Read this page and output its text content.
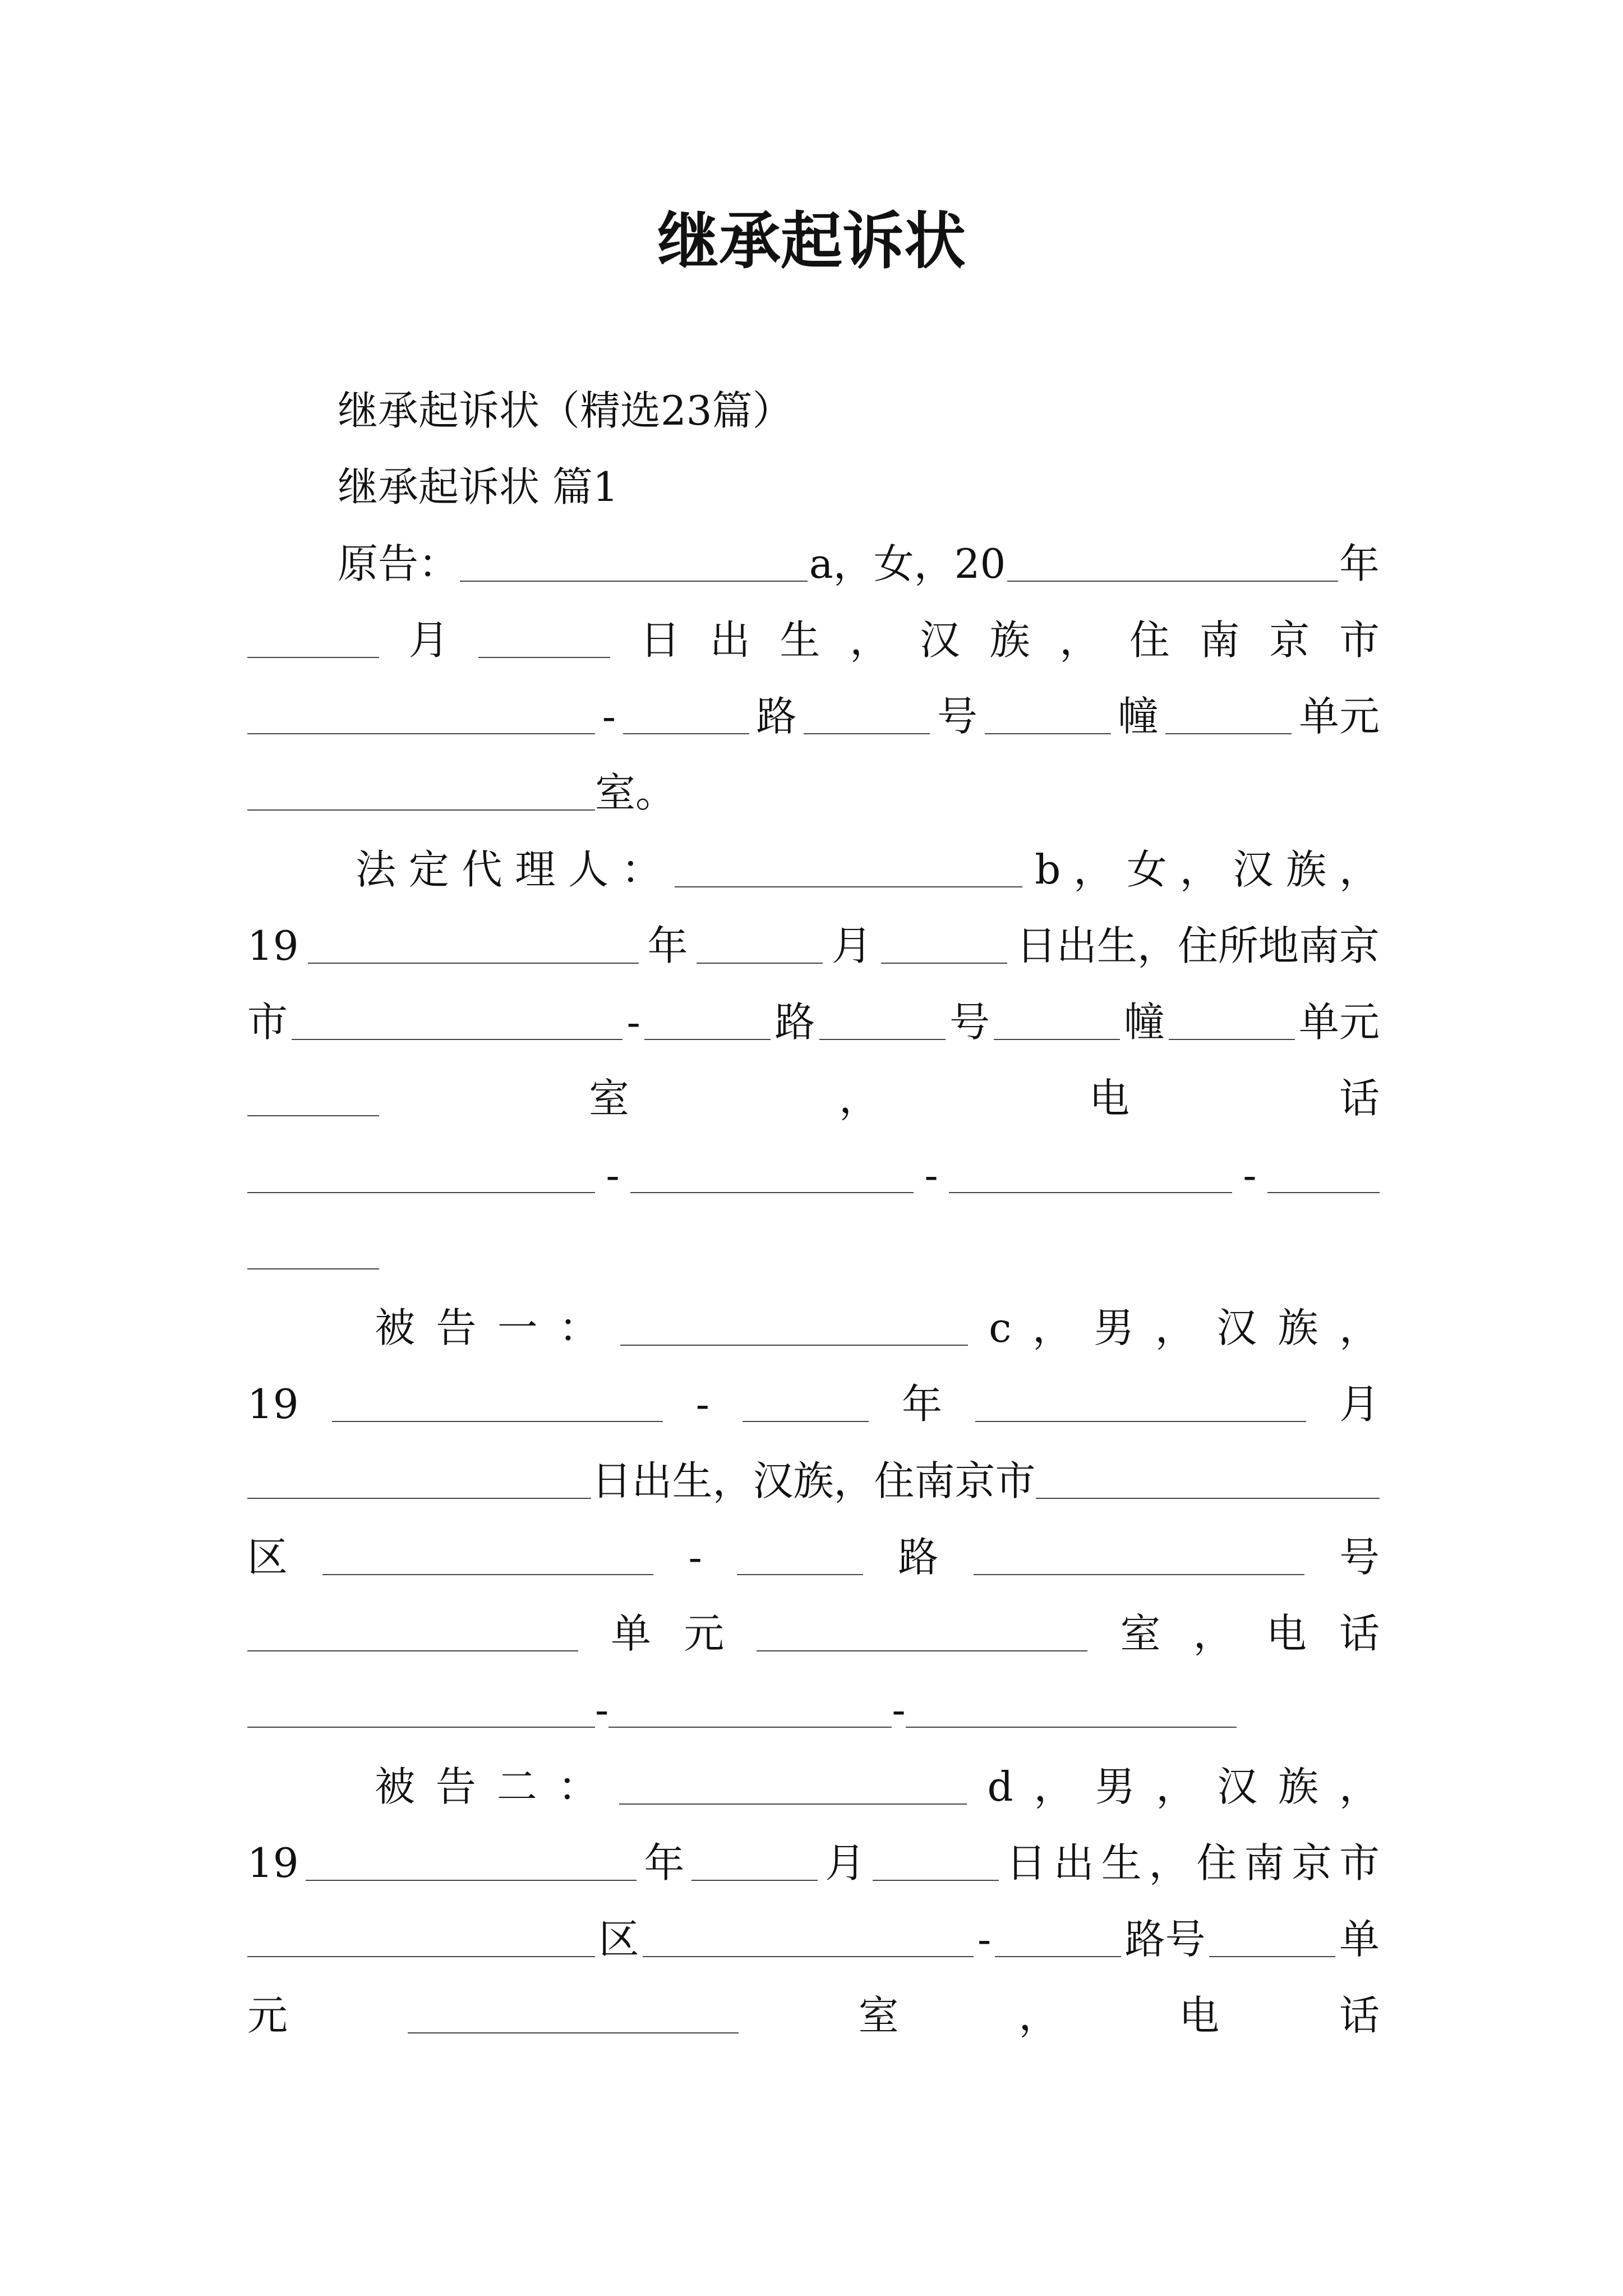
继承起诉状
继承起诉状（精选23篇）
继承起诉状 篇1
原告：	a，女，20	年
月	日 出 生 ， 汉 族 ， 住 南 京 市
-	路	号	幢	单元
室。
法 定 代 理 人 ：	b ， 女 ， 汉 族 ，
19	年	月	日出生，住所地南京
市	-	路	号	幢	单元
室	，	电	话
-	-	-
被 告 一 ：	c ， 男 ， 汉 族 ，
19	-	年	月
日出生，汉族，住南京市
区	-	路	号
单 元	室 ， 电 话
-	-
被 告 二 ：	d ， 男 ， 汉 族 ，
19	年	月	日 出 生 ， 住 南 京 市
区	-	路号	单
元	室	，	电	话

• [DIRECTIONS] Leave out all images, then reproduce the entries above exactly.

• [TASK ANSWER]
Read this page and output its text content.
继承起诉状
继承起诉状（精选23篇）
继承起诉状 篇1
原告：	a，女，20	年
月	日 出 生 ， 汉 族 ， 住 南 京 市
-	路	号	幢	单元
室。
法 定 代 理 人 ：	b ， 女 ， 汉 族 ，
19	年	月	日出生，住所地南京
市	-	路	号	幢	单元
室	，	电	话
-	-	-
被 告 一 ：	c ， 男 ， 汉 族 ，
19	-	年	月
日出生，汉族，住南京市
区	-	路	号
单 元	室 ， 电 话
-	-
被 告 二 ：	d ， 男 ， 汉 族 ，
19	年	月	日 出 生 ， 住 南 京 市
区	-	路号	单
元	室	，	电	话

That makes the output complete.